--- START OF Extracted records ---
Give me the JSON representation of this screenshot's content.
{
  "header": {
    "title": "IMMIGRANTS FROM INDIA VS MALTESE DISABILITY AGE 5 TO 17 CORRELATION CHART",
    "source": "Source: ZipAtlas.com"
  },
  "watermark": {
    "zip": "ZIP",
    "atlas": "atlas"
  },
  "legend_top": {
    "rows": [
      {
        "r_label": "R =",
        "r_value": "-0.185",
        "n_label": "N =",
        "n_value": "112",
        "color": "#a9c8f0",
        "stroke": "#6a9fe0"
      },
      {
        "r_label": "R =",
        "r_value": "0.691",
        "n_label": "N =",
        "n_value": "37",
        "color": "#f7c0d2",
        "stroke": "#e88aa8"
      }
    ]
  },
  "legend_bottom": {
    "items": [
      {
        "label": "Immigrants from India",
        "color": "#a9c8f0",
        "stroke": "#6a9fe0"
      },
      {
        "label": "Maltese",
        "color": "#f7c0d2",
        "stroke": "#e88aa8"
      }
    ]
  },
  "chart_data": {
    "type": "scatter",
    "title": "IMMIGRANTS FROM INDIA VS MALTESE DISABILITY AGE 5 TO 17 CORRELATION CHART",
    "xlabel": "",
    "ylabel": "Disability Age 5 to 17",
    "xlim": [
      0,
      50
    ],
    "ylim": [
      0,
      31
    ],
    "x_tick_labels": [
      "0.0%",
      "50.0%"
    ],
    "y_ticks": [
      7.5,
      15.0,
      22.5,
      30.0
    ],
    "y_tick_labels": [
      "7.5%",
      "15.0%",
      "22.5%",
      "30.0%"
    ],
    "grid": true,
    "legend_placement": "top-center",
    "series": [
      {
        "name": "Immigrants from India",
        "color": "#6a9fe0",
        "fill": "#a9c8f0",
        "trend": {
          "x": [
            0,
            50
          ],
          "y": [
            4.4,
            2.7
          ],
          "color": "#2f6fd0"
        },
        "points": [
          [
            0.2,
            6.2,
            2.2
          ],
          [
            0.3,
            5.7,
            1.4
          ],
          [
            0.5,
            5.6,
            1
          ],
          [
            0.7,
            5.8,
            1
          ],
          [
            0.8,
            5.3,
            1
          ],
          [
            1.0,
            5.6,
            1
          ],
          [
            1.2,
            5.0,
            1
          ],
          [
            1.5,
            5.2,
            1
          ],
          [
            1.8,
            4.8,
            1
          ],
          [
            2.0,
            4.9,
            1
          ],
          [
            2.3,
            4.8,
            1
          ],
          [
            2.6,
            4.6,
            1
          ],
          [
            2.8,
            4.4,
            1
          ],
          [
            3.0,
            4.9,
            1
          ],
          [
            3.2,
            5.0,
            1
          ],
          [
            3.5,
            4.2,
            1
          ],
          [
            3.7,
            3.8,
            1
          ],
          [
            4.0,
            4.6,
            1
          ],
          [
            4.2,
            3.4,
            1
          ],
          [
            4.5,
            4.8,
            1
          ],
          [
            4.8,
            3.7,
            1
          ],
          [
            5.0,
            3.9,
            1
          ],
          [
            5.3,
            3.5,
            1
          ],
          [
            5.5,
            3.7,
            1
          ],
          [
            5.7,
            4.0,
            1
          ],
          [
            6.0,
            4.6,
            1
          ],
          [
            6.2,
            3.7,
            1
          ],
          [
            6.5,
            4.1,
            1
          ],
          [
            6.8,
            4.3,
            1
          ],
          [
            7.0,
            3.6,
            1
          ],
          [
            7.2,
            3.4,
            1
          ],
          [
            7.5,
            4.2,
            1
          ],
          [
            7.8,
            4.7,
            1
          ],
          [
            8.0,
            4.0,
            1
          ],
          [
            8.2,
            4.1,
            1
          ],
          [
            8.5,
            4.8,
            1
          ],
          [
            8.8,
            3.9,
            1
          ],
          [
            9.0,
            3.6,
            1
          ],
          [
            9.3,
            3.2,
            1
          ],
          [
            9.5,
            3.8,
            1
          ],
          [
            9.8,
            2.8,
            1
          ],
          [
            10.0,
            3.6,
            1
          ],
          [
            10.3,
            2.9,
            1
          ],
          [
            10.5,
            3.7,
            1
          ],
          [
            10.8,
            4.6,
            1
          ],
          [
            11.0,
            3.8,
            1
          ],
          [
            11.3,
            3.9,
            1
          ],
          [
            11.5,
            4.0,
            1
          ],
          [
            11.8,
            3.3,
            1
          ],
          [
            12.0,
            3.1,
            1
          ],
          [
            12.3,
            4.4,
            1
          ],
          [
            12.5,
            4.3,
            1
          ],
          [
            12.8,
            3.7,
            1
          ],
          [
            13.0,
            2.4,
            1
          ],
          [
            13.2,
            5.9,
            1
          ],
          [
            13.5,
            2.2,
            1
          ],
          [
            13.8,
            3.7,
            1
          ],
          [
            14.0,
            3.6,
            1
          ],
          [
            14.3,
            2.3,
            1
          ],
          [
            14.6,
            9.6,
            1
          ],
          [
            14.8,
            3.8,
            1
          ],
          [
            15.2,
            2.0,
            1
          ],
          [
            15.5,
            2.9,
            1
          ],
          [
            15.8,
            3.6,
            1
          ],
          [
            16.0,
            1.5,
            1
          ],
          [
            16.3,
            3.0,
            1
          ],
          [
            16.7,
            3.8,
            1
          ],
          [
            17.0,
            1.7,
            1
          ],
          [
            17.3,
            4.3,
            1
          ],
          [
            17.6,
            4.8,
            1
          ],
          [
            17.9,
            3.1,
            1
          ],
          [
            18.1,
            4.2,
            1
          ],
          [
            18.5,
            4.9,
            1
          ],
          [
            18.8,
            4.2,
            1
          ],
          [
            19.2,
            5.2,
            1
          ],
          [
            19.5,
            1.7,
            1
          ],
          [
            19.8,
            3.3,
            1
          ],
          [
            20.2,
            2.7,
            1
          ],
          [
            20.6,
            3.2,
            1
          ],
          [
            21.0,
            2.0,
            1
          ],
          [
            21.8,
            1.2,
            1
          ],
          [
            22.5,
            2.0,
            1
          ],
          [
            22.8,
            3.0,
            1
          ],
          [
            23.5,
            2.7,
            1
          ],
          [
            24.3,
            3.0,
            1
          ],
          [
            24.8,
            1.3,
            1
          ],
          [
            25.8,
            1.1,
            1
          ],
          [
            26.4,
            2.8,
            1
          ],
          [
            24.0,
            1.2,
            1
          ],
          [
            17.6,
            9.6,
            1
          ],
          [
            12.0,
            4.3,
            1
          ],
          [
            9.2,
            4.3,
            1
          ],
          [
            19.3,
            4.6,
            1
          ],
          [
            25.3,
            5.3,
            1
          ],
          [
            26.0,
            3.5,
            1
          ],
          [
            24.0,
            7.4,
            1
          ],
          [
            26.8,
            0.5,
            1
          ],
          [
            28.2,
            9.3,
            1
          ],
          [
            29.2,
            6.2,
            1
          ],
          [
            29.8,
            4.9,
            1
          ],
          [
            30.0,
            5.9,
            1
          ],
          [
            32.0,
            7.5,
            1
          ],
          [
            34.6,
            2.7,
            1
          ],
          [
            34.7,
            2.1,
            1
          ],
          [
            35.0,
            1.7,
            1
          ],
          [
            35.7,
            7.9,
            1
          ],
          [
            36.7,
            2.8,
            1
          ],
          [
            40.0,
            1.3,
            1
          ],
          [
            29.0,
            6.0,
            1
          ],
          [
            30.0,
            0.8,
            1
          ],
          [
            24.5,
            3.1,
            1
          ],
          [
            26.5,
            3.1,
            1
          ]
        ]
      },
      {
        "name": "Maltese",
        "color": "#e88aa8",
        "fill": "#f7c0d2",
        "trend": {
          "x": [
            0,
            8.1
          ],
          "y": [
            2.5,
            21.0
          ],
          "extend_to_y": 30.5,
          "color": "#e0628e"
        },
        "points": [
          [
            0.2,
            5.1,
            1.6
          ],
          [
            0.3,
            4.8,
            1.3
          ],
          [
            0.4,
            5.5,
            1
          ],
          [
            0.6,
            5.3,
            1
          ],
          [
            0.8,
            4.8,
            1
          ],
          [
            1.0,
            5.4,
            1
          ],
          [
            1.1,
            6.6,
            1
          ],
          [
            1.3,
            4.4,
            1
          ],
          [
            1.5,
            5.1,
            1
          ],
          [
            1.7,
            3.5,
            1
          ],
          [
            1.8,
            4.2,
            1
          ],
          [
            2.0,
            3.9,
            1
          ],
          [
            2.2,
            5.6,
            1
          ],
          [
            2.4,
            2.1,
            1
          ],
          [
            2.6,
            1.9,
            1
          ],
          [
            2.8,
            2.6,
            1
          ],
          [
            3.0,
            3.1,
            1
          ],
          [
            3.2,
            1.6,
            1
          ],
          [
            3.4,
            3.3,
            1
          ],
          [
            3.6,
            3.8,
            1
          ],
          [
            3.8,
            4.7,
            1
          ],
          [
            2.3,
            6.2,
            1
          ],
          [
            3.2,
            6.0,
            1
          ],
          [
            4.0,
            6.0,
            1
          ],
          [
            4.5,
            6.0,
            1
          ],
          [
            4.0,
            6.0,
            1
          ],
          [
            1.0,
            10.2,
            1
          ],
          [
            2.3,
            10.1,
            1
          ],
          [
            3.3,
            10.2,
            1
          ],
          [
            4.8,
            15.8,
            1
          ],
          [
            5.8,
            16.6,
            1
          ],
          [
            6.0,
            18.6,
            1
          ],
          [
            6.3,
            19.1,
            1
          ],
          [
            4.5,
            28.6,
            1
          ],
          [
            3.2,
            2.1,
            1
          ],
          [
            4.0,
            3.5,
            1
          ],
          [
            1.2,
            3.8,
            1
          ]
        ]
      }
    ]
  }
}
--- END OF Extracted records ---
**What needs to be done**
Find the string "color" in the records, then copy each line where it occurs.

**Correct result**
        "color": "#a9c8f0",
        "color": "#f7c0d2",
        "color": "#a9c8f0",
        "color": "#f7c0d2",
        "color": "#6a9fe0",
          "color": "#2f6fd0"
        "color": "#e88aa8",
          "color": "#e0628e"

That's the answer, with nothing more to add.